**** DATA LISTING

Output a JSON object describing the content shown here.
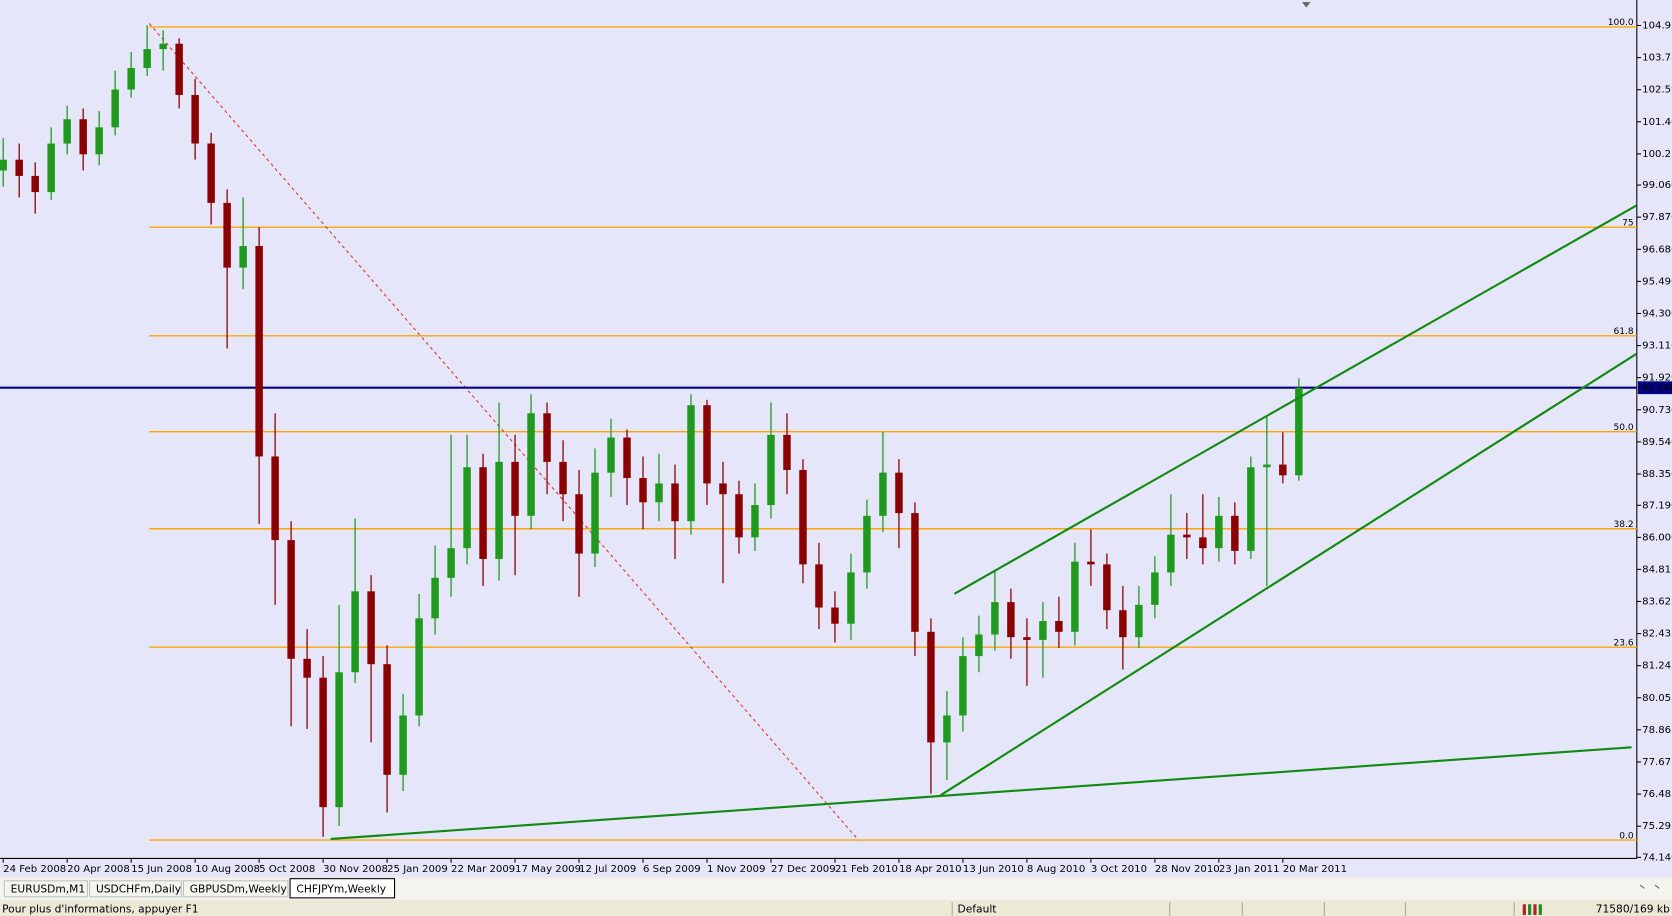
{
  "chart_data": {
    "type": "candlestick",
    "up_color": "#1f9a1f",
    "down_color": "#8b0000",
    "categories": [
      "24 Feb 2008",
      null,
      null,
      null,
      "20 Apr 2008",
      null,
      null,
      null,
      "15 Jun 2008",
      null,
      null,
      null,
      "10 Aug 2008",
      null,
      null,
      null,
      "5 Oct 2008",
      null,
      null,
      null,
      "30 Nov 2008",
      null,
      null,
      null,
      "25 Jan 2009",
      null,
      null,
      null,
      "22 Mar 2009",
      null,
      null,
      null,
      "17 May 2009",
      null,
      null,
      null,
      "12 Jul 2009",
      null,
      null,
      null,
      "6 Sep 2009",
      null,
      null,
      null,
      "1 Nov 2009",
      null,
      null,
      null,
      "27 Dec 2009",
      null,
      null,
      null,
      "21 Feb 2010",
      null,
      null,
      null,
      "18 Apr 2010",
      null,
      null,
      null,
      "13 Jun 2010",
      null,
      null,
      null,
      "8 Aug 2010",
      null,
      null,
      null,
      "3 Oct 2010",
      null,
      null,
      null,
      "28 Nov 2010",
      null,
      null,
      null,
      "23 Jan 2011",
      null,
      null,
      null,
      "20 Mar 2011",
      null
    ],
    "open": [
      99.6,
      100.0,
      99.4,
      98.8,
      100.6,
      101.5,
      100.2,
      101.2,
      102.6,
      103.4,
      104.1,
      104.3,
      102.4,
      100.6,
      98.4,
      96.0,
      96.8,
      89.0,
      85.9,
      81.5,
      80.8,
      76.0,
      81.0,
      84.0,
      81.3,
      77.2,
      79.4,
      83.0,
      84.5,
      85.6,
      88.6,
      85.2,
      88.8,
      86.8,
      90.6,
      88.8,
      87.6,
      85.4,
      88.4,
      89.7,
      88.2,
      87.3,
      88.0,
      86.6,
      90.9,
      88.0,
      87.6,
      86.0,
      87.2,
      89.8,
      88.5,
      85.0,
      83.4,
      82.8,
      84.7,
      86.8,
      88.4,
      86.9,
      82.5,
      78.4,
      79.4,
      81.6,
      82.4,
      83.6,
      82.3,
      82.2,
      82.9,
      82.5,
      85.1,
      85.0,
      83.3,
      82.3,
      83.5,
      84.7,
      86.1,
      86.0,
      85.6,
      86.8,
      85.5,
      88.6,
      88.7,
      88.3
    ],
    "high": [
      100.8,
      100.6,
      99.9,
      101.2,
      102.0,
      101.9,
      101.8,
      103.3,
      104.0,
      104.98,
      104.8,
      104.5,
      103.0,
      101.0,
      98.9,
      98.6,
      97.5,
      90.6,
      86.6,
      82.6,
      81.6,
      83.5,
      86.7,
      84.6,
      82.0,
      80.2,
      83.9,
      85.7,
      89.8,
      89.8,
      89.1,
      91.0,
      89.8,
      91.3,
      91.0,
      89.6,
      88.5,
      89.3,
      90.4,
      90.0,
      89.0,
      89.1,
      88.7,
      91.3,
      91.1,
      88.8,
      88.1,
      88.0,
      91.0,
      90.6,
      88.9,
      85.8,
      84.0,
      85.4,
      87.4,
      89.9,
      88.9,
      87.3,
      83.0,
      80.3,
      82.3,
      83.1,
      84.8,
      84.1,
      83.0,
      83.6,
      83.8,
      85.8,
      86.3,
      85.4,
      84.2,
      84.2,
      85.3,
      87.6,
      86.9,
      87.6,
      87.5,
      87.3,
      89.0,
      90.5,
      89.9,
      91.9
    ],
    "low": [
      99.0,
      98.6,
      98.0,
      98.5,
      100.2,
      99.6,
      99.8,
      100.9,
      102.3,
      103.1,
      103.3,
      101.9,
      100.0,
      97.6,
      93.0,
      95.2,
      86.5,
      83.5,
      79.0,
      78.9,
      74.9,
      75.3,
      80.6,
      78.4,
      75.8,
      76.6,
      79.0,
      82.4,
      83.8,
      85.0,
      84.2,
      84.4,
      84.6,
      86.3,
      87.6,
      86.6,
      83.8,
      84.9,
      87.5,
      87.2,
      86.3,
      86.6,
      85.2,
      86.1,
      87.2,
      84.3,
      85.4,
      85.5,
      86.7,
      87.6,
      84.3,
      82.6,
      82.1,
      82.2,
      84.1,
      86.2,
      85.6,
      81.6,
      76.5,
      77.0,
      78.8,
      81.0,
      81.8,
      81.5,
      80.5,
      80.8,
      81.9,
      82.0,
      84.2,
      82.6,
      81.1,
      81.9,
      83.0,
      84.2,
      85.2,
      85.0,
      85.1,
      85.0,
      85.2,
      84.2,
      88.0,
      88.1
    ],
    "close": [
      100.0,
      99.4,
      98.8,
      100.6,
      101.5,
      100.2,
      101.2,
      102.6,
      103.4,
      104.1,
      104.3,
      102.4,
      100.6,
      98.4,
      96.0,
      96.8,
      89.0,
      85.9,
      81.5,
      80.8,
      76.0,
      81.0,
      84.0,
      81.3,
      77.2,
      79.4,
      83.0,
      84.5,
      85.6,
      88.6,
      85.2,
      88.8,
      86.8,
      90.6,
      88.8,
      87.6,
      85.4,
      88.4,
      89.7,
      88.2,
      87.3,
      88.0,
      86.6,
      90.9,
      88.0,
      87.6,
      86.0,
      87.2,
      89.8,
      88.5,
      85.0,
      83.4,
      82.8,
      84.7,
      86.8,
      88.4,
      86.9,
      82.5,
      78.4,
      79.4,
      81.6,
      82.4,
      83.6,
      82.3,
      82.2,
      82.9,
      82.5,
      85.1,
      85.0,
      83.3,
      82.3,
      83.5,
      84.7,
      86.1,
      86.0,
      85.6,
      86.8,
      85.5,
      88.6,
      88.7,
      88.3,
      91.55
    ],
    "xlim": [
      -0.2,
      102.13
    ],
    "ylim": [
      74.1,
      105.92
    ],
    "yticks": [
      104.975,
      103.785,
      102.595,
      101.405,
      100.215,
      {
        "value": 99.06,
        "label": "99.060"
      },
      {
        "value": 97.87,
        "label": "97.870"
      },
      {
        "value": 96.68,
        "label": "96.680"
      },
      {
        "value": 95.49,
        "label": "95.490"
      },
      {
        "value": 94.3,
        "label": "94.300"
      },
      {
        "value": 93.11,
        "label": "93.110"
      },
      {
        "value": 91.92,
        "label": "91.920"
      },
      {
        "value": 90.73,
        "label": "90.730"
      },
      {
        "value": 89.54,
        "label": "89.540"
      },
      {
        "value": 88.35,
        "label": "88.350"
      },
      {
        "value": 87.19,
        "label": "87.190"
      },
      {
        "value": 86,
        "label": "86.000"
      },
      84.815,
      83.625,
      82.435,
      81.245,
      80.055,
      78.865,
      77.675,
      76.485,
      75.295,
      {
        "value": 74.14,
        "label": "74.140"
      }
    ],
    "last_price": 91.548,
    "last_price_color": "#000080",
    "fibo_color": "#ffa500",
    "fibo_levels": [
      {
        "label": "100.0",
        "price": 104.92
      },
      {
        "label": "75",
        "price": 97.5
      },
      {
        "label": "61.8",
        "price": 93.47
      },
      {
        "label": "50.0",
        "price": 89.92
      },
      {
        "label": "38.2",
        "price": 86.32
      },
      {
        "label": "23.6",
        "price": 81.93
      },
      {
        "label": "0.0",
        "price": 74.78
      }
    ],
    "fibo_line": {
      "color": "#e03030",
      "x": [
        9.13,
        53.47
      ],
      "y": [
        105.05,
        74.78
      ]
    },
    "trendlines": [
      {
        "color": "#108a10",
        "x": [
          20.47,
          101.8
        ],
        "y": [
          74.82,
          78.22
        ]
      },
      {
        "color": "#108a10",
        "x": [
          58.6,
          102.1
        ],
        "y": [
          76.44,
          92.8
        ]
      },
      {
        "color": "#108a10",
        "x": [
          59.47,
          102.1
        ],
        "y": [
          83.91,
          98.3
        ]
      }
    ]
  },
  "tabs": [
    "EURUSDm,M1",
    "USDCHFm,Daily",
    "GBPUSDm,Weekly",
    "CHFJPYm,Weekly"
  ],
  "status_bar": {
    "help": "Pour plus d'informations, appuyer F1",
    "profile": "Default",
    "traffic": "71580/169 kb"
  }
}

********
**** DATA LISTING

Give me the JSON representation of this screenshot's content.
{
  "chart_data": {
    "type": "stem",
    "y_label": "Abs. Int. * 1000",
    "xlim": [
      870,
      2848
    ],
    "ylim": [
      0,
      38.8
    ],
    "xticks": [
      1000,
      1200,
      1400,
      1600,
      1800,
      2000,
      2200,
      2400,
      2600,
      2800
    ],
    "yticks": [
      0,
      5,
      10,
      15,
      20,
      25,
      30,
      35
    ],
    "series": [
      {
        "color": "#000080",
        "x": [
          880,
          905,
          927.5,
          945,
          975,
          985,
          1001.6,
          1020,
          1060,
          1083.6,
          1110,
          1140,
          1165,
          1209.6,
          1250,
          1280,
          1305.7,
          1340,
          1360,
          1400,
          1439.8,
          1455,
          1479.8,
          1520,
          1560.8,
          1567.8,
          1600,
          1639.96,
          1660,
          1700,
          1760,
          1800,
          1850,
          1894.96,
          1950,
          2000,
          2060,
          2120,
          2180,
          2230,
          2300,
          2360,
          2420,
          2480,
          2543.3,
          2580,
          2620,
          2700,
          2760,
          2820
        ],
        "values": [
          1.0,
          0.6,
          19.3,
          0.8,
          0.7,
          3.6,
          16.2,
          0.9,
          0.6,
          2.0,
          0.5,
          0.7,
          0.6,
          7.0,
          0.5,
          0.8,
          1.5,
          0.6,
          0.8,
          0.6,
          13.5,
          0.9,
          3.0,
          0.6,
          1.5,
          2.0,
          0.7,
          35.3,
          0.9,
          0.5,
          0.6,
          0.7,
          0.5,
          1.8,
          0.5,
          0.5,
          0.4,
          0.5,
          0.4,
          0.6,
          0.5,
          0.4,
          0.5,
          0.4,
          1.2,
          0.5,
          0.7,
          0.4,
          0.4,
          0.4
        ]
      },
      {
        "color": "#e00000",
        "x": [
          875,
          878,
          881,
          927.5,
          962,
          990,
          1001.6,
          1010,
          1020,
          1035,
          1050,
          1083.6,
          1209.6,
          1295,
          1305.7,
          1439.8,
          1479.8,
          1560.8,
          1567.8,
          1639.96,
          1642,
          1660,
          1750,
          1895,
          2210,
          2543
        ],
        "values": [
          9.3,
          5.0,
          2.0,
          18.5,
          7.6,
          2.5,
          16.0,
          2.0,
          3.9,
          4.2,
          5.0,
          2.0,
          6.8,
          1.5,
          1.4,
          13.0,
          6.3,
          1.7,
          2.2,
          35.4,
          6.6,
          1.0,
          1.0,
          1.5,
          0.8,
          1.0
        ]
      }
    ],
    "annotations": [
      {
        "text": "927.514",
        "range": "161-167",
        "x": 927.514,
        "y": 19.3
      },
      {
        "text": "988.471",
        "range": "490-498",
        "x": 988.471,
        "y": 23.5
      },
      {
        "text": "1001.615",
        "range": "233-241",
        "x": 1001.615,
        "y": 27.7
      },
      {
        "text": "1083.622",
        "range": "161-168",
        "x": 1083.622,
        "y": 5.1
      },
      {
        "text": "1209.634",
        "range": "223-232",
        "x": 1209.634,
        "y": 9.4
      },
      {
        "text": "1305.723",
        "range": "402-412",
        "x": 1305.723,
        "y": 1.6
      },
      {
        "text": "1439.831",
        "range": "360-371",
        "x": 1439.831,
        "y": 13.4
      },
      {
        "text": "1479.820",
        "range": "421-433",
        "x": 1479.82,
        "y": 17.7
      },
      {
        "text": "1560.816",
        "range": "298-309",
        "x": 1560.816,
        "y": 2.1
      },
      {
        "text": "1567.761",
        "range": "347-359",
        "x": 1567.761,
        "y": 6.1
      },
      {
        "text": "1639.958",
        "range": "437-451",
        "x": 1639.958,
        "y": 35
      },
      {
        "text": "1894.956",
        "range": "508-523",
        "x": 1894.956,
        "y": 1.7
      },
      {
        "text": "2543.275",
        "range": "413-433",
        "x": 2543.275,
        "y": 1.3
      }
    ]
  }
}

********

WHAT THE EXERCISE ASKS: Of the lines in the data, how many contain the word "JSON"? Provide the number and nothing further.

FINISHED TASK: 2